DATA SUPPLIED
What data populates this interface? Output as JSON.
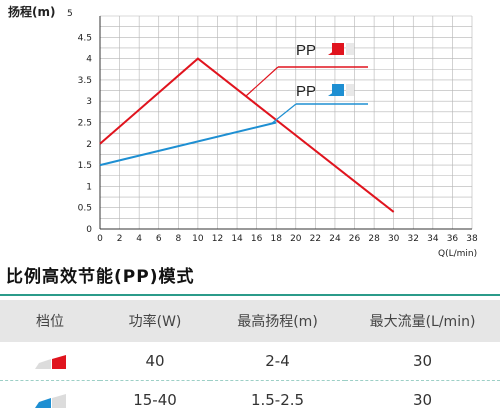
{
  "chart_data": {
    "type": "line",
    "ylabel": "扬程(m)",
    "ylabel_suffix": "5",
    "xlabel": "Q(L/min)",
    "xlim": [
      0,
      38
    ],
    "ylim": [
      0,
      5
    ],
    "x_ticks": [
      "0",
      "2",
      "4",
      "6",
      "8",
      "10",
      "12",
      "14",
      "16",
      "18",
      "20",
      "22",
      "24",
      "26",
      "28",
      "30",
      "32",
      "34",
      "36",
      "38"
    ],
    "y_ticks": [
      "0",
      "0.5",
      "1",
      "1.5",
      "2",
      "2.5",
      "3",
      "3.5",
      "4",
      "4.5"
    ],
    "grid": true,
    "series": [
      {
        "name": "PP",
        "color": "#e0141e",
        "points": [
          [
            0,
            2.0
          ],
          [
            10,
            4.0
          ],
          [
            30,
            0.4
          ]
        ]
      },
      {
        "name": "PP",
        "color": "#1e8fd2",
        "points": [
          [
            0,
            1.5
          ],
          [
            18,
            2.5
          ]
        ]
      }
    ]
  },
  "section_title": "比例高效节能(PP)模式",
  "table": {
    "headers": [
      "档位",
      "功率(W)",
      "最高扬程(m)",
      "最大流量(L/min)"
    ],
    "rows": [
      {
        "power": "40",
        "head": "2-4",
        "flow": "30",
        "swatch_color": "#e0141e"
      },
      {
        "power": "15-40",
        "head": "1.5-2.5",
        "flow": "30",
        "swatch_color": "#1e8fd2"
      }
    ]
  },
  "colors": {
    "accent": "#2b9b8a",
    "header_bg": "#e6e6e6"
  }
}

WHAT THE TASK ASKS
The listing above must be printed again exactly, minus its pictures.

RESPONSE
What data populates this interface? Output as JSON.
{
  "chart_data": {
    "type": "line",
    "ylabel": "扬程(m)",
    "ylabel_suffix": "5",
    "xlabel": "Q(L/min)",
    "xlim": [
      0,
      38
    ],
    "ylim": [
      0,
      5
    ],
    "x_ticks": [
      "0",
      "2",
      "4",
      "6",
      "8",
      "10",
      "12",
      "14",
      "16",
      "18",
      "20",
      "22",
      "24",
      "26",
      "28",
      "30",
      "32",
      "34",
      "36",
      "38"
    ],
    "y_ticks": [
      "0",
      "0.5",
      "1",
      "1.5",
      "2",
      "2.5",
      "3",
      "3.5",
      "4",
      "4.5"
    ],
    "grid": true,
    "series": [
      {
        "name": "PP",
        "color": "#e0141e",
        "points": [
          [
            0,
            2.0
          ],
          [
            10,
            4.0
          ],
          [
            30,
            0.4
          ]
        ]
      },
      {
        "name": "PP",
        "color": "#1e8fd2",
        "points": [
          [
            0,
            1.5
          ],
          [
            18,
            2.5
          ]
        ]
      }
    ]
  },
  "section_title": "比例高效节能(PP)模式",
  "table": {
    "headers": [
      "档位",
      "功率(W)",
      "最高扬程(m)",
      "最大流量(L/min)"
    ],
    "rows": [
      {
        "power": "40",
        "head": "2-4",
        "flow": "30",
        "swatch_color": "#e0141e"
      },
      {
        "power": "15-40",
        "head": "1.5-2.5",
        "flow": "30",
        "swatch_color": "#1e8fd2"
      }
    ]
  },
  "colors": {
    "accent": "#2b9b8a",
    "header_bg": "#e6e6e6"
  }
}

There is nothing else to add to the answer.